* [What needs to be done]: Extract every line below that contains the word "spend".

* [Given information]:

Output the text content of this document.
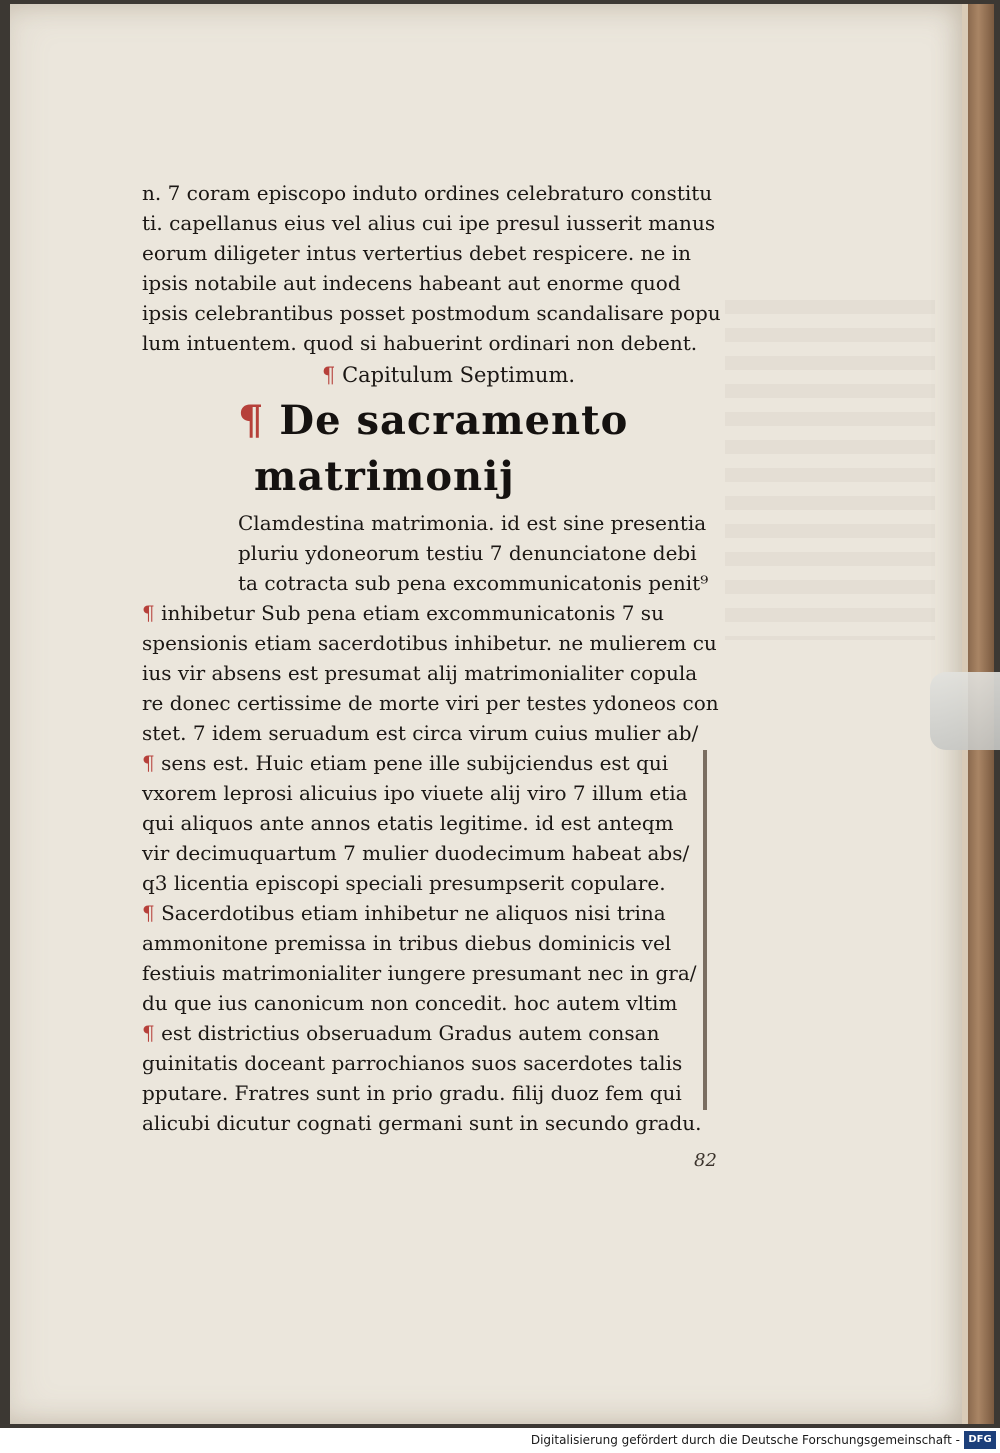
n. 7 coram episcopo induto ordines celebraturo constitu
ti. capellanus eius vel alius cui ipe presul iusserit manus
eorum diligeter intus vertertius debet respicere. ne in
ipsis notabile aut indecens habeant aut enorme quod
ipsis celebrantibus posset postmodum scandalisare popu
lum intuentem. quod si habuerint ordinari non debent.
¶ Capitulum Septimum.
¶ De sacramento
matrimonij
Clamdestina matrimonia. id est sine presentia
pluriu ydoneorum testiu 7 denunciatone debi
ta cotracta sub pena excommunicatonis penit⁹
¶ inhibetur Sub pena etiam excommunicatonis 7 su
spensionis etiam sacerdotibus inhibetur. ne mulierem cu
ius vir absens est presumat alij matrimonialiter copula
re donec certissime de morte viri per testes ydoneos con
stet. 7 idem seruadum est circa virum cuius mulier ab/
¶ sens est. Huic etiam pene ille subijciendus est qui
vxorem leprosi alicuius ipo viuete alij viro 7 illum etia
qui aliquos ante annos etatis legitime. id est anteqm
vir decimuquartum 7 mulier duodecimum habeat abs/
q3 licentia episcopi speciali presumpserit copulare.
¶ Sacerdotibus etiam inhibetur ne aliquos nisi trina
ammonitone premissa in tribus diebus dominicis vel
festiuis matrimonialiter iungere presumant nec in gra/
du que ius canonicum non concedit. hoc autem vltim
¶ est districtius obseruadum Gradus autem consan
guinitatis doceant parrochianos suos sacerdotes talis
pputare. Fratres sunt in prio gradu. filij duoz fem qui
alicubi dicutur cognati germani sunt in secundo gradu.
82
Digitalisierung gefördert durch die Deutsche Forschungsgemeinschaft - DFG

...

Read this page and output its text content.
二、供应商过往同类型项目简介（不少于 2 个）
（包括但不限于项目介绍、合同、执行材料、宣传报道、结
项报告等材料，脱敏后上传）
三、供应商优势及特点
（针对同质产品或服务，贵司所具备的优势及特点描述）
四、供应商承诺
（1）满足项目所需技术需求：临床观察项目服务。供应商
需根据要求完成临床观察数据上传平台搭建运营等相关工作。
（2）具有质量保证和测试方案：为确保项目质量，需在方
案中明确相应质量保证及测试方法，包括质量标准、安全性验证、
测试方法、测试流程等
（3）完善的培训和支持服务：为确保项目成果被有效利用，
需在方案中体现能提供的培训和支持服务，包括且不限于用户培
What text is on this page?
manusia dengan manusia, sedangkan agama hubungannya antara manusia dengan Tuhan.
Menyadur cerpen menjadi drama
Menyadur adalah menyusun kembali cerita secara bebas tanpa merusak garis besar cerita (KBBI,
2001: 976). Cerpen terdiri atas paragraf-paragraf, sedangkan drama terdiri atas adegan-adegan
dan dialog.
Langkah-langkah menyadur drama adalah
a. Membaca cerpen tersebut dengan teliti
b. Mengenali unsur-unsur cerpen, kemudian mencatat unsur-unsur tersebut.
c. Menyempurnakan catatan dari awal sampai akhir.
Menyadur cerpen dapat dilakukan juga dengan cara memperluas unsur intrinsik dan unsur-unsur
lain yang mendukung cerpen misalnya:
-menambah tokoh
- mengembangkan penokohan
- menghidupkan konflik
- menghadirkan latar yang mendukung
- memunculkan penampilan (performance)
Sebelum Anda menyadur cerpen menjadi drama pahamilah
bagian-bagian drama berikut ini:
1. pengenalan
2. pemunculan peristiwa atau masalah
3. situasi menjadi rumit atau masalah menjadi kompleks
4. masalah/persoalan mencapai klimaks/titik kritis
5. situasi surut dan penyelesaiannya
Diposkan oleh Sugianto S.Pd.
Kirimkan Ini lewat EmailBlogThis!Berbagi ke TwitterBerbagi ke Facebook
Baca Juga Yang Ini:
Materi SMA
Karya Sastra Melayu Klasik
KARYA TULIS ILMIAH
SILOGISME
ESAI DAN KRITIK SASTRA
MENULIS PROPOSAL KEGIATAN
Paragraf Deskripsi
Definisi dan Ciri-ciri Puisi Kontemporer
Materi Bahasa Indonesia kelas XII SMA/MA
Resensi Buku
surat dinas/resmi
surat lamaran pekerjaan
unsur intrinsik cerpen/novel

---

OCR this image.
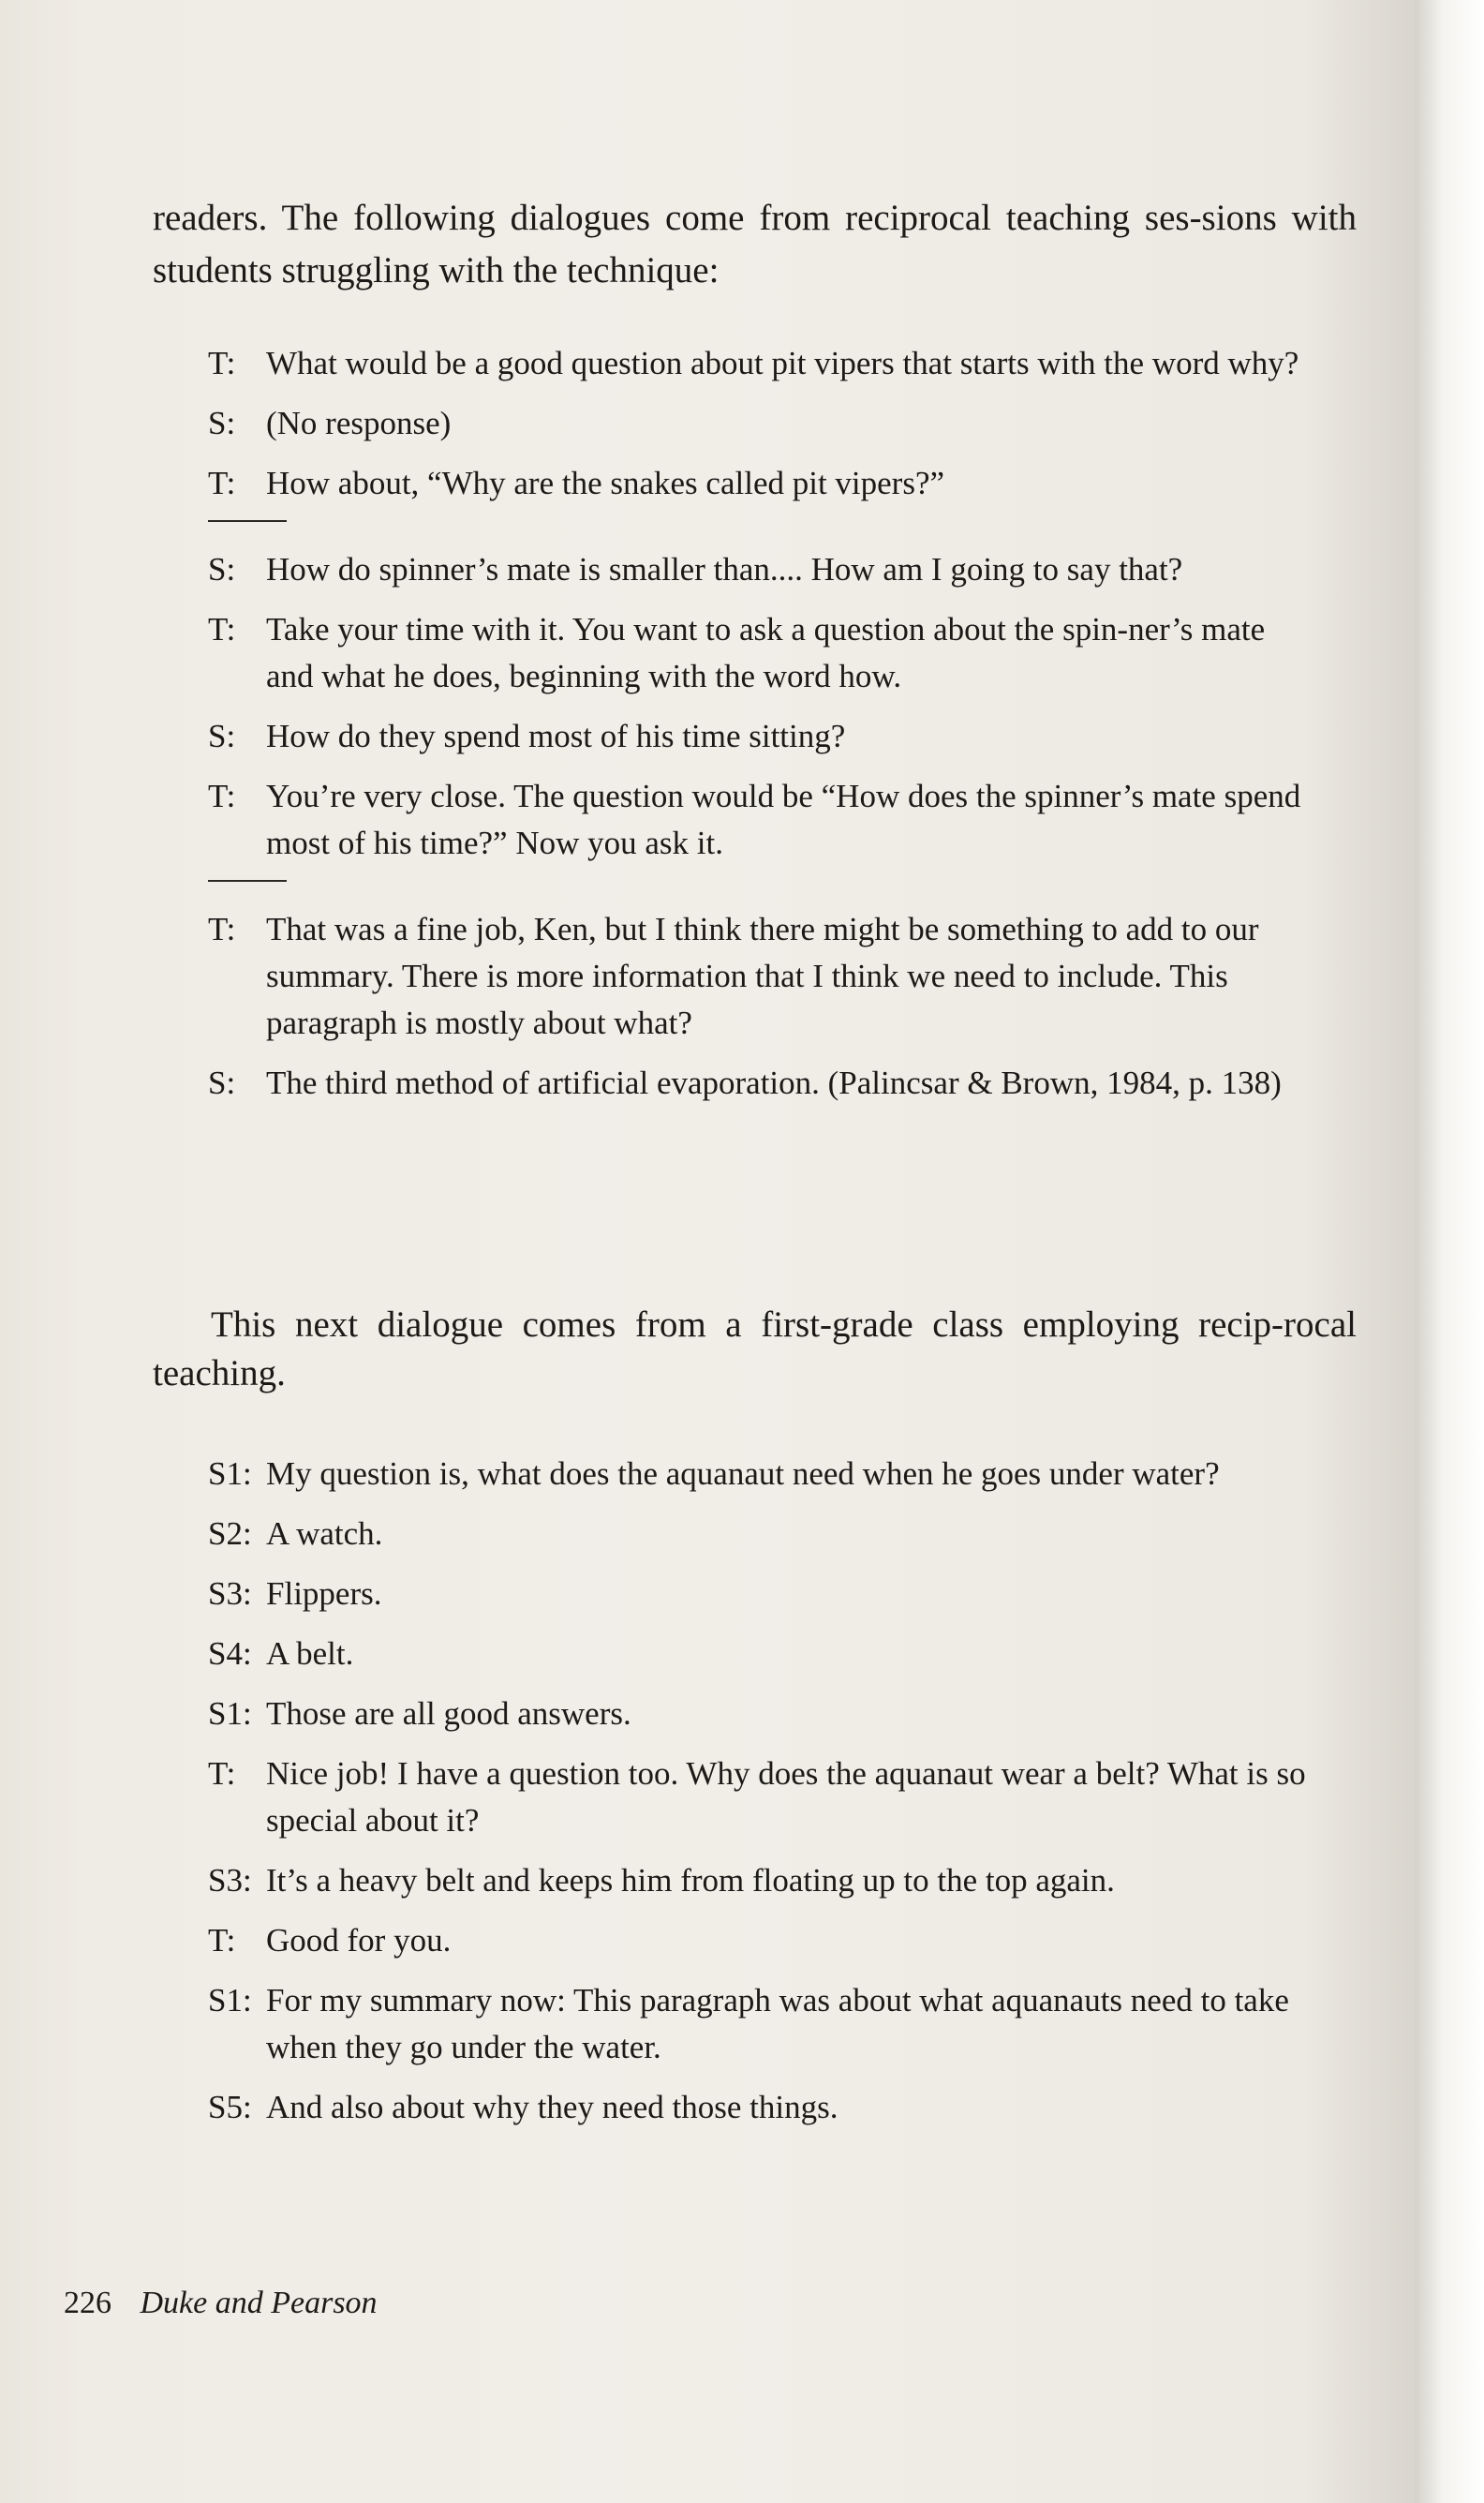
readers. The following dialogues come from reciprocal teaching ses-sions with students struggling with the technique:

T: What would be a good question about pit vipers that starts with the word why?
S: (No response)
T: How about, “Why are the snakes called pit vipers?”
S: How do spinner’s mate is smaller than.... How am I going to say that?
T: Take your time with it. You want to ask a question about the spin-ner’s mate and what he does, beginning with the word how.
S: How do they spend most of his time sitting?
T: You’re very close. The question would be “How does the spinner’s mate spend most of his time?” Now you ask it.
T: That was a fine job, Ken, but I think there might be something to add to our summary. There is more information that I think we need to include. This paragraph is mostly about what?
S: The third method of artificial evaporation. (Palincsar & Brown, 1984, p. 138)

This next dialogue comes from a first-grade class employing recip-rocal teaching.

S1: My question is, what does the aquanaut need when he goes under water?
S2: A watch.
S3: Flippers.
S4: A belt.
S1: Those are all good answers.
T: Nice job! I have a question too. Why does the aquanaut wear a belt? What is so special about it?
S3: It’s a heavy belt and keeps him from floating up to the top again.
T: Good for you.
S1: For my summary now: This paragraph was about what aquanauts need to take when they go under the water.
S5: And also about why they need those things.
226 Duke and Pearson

* [Result of this exercise]:
S: How do they spend most of his time sitting?
T: You’re very close. The question would be “How does the spinner’s mate spend most of his time?” Now you ask it.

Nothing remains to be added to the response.